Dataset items
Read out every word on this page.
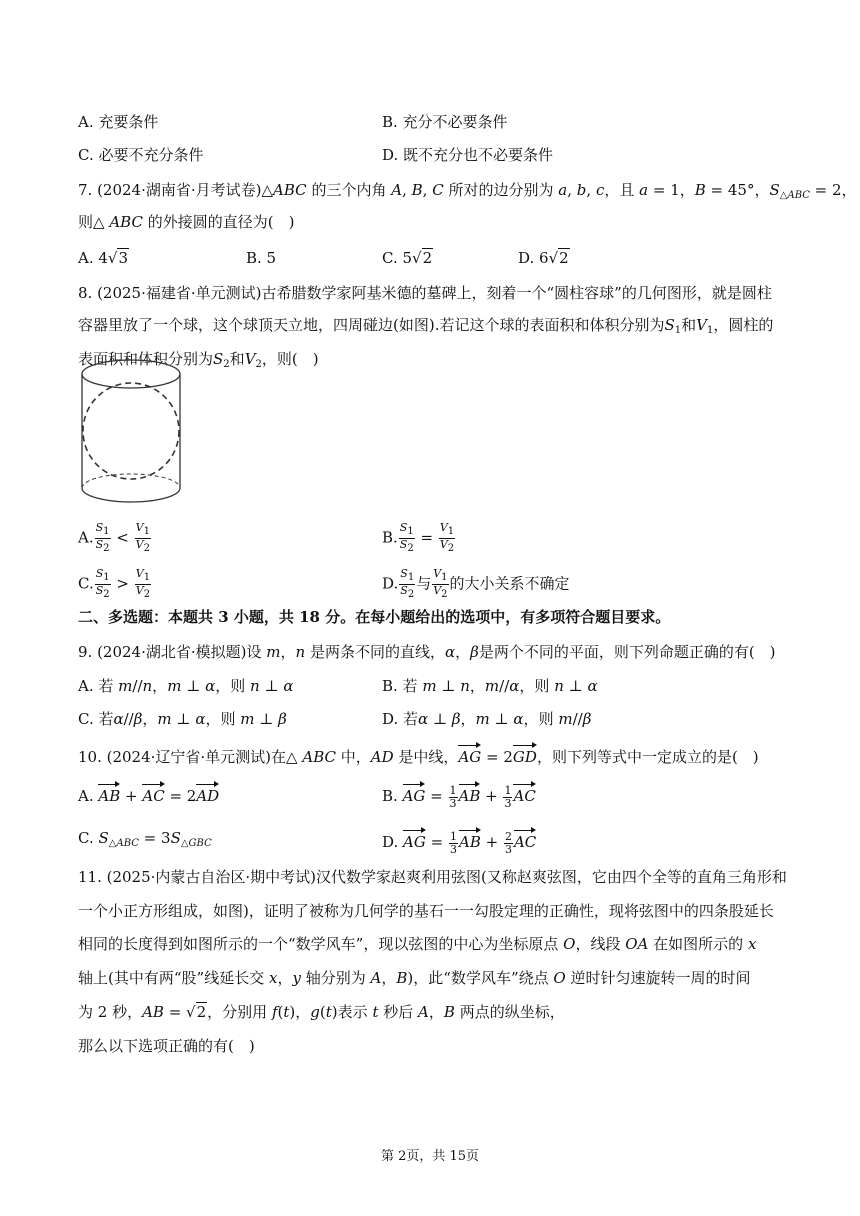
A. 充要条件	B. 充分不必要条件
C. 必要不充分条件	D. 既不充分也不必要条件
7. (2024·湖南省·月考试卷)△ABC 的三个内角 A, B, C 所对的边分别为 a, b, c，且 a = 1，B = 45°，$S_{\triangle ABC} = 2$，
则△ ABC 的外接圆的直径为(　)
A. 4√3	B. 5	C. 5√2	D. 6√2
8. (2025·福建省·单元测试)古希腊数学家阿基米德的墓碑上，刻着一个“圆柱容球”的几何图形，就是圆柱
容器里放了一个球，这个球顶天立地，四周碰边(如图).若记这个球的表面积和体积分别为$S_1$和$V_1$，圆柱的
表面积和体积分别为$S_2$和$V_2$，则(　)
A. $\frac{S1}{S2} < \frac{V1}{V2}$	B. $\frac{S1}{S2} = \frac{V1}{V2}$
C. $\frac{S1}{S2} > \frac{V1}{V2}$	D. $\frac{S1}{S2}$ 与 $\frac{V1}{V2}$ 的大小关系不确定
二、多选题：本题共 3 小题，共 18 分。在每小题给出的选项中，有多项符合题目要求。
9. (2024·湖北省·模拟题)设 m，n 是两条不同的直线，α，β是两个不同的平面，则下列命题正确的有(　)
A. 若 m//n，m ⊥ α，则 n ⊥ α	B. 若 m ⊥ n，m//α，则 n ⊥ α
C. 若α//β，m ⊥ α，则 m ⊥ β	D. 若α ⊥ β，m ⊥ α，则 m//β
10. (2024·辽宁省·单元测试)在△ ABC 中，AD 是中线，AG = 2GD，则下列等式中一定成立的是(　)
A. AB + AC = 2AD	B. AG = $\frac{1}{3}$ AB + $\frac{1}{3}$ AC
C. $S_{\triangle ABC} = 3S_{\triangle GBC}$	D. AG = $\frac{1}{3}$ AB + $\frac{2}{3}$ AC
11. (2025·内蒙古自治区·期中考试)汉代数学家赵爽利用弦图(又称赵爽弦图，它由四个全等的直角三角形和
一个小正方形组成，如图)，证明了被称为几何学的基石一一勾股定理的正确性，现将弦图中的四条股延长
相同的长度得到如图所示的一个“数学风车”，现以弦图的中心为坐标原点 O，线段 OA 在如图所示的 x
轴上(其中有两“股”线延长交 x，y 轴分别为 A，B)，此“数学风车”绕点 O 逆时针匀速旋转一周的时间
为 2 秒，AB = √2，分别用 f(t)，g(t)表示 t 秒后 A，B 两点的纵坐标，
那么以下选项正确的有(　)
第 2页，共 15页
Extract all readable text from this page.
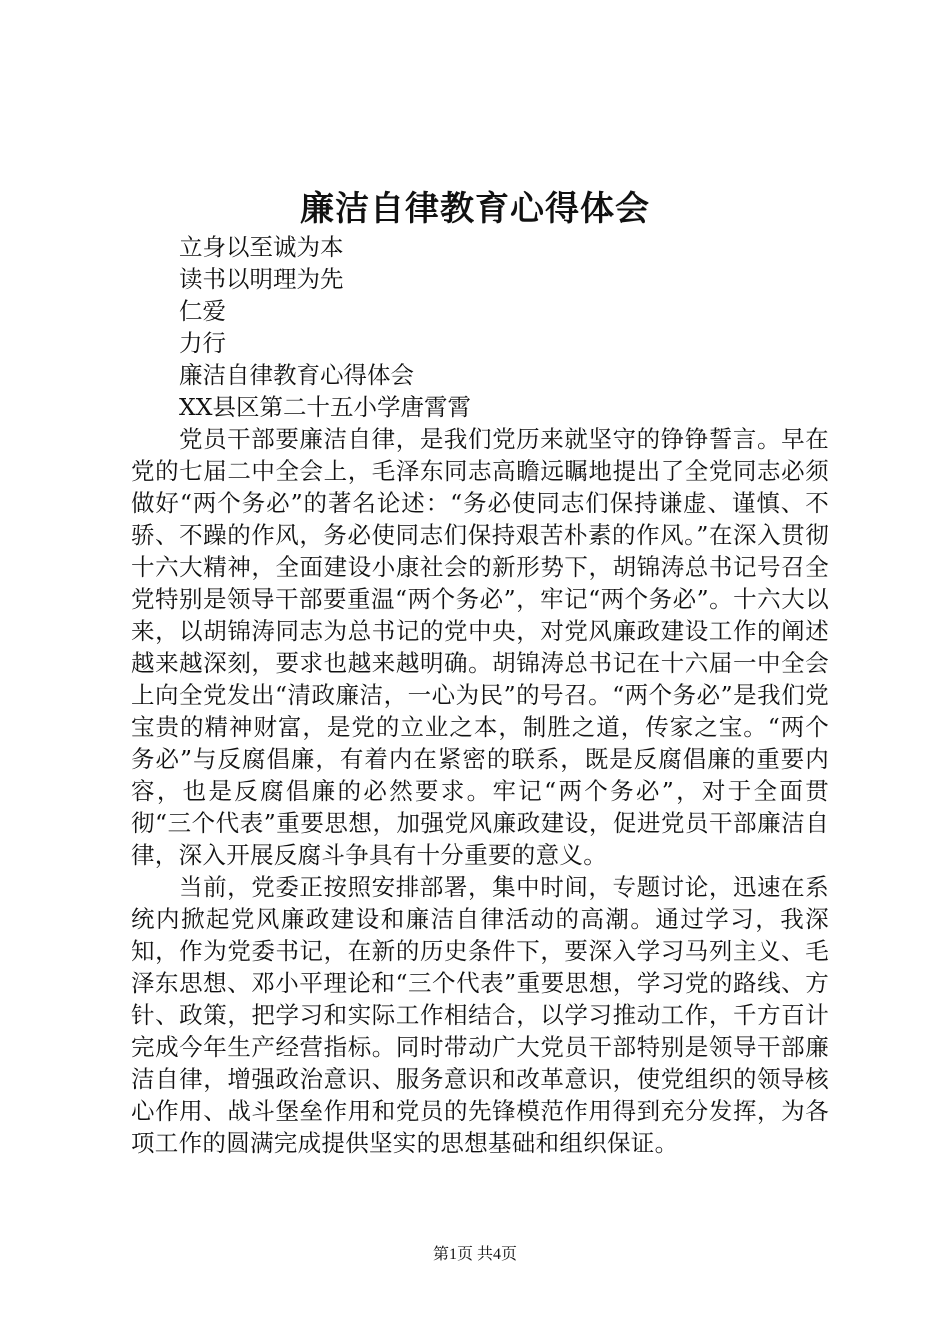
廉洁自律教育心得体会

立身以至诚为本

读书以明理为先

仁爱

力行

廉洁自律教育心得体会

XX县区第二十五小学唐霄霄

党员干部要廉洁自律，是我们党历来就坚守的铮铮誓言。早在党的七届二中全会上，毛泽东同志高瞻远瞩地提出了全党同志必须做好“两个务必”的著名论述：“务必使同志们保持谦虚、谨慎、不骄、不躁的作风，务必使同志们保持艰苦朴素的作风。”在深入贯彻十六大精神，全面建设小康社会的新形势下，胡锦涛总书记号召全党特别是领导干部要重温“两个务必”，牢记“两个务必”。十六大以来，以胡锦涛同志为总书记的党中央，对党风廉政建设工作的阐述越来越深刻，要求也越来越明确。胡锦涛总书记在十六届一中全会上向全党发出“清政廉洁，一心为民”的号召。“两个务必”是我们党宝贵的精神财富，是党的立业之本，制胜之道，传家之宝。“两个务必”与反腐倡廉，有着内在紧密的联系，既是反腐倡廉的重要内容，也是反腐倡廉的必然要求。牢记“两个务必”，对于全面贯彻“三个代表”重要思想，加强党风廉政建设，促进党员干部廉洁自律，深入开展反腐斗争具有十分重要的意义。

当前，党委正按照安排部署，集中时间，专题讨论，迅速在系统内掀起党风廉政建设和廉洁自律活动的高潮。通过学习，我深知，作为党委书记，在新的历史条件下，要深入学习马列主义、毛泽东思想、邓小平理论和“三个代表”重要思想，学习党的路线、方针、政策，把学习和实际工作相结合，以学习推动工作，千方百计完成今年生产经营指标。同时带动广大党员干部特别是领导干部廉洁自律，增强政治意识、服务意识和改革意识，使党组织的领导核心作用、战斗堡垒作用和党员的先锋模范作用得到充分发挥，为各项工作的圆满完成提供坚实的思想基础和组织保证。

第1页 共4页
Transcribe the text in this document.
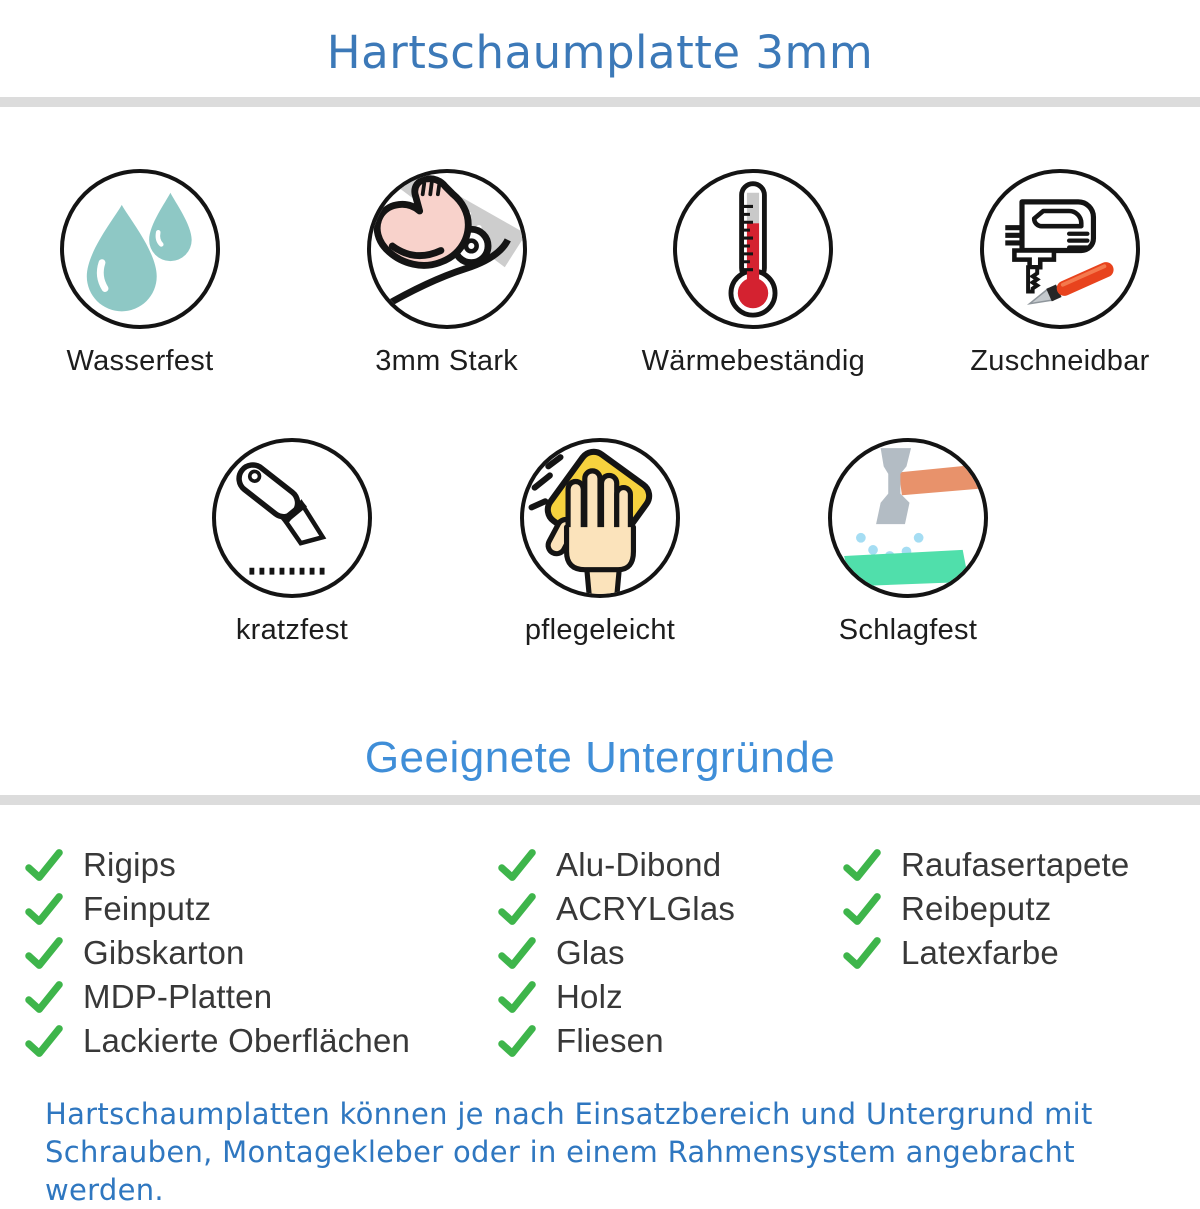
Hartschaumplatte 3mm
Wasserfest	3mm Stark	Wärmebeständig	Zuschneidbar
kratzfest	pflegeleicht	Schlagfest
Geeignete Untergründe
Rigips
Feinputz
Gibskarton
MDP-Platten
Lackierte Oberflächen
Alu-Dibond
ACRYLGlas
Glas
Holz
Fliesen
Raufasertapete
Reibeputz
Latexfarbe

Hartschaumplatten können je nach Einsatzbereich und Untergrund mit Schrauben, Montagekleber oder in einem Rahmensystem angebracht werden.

TASK TO CARRY OUT:
Will you set down the records word for word while leaving out every picture?

CORRECT OUTPUT:
Read out every word on this page.
A. 充要条件	B. 充分不必要条件
C. 必要不充分条件	D. 既不充分也不必要条件
7. (2024·湖南省·月考试卷)△ABC 的三个内角 A, B, C 所对的边分别为 a, b, c，且 a = 1，B = 45°，$S_{\triangle ABC} = 2$，
则△ ABC 的外接圆的直径为(　)
A. 4√3	B. 5	C. 5√2	D. 6√2
8. (2025·福建省·单元测试)古希腊数学家阿基米德的墓碑上，刻着一个“圆柱容球”的几何图形，就是圆柱
容器里放了一个球，这个球顶天立地，四周碰边(如图).若记这个球的表面积和体积分别为$S_1$和$V_1$，圆柱的
表面积和体积分别为$S_2$和$V_2$，则(　)
A. $\frac{S1}{S2} < \frac{V1}{V2}$	B. $\frac{S1}{S2} = \frac{V1}{V2}$
C. $\frac{S1}{S2} > \frac{V1}{V2}$	D. $\frac{S1}{S2}$ 与 $\frac{V1}{V2}$ 的大小关系不确定
二、多选题：本题共 3 小题，共 18 分。在每小题给出的选项中，有多项符合题目要求。
9. (2024·湖北省·模拟题)设 m，n 是两条不同的直线，α，β是两个不同的平面，则下列命题正确的有(　)
A. 若 m//n，m ⊥ α，则 n ⊥ α	B. 若 m ⊥ n，m//α，则 n ⊥ α
C. 若α//β，m ⊥ α，则 m ⊥ β	D. 若α ⊥ β，m ⊥ α，则 m//β
10. (2024·辽宁省·单元测试)在△ ABC 中，AD 是中线，AG = 2GD，则下列等式中一定成立的是(　)
A. AB + AC = 2AD	B. AG = $\frac{1}{3}$ AB + $\frac{1}{3}$ AC
C. $S_{\triangle ABC} = 3S_{\triangle GBC}$	D. AG = $\frac{1}{3}$ AB + $\frac{2}{3}$ AC
11. (2025·内蒙古自治区·期中考试)汉代数学家赵爽利用弦图(又称赵爽弦图，它由四个全等的直角三角形和
一个小正方形组成，如图)，证明了被称为几何学的基石一一勾股定理的正确性，现将弦图中的四条股延长
相同的长度得到如图所示的一个“数学风车”，现以弦图的中心为坐标原点 O，线段 OA 在如图所示的 x
轴上(其中有两“股”线延长交 x，y 轴分别为 A，B)，此“数学风车”绕点 O 逆时针匀速旋转一周的时间
为 2 秒，AB = √2，分别用 f(t)，g(t)表示 t 秒后 A，B 两点的纵坐标，
那么以下选项正确的有(　)
第 2页，共 15页
Extract all readable text from this page.
廉洁自律教育心得体会

立身以至诚为本

读书以明理为先

仁爱

力行

廉洁自律教育心得体会

XX县区第二十五小学唐霄霄

党员干部要廉洁自律，是我们党历来就坚守的铮铮誓言。早在党的七届二中全会上，毛泽东同志高瞻远瞩地提出了全党同志必须做好“两个务必”的著名论述：“务必使同志们保持谦虚、谨慎、不骄、不躁的作风，务必使同志们保持艰苦朴素的作风。”在深入贯彻十六大精神，全面建设小康社会的新形势下，胡锦涛总书记号召全党特别是领导干部要重温“两个务必”，牢记“两个务必”。十六大以来，以胡锦涛同志为总书记的党中央，对党风廉政建设工作的阐述越来越深刻，要求也越来越明确。胡锦涛总书记在十六届一中全会上向全党发出“清政廉洁，一心为民”的号召。“两个务必”是我们党宝贵的精神财富，是党的立业之本，制胜之道，传家之宝。“两个务必”与反腐倡廉，有着内在紧密的联系，既是反腐倡廉的重要内容，也是反腐倡廉的必然要求。牢记“两个务必”，对于全面贯彻“三个代表”重要思想，加强党风廉政建设，促进党员干部廉洁自律，深入开展反腐斗争具有十分重要的意义。

当前，党委正按照安排部署，集中时间，专题讨论，迅速在系统内掀起党风廉政建设和廉洁自律活动的高潮。通过学习，我深知，作为党委书记，在新的历史条件下，要深入学习马列主义、毛泽东思想、邓小平理论和“三个代表”重要思想，学习党的路线、方针、政策，把学习和实际工作相结合，以学习推动工作，千方百计完成今年生产经营指标。同时带动广大党员干部特别是领导干部廉洁自律，增强政治意识、服务意识和改革意识，使党组织的领导核心作用、战斗堡垒作用和党员的先锋模范作用得到充分发挥，为各项工作的圆满完成提供坚实的思想基础和组织保证。

第1页 共4页
Transcribe the text in this document.
Hartschaumplatte 3mm
Wasserfest	3mm Stark	Wärmebeständig	Zuschneidbar
kratzfest	pflegeleicht	Schlagfest
Geeignete Untergründe
Rigips
Feinputz
Gibskarton
MDP-Platten
Lackierte Oberflächen
Alu-Dibond
ACRYLGlas
Glas
Holz
Fliesen
Raufasertapete
Reibeputz
Latexfarbe

Hartschaumplatten können je nach Einsatzbereich und Untergrund mit Schrauben, Montagekleber oder in einem Rahmensystem angebracht werden.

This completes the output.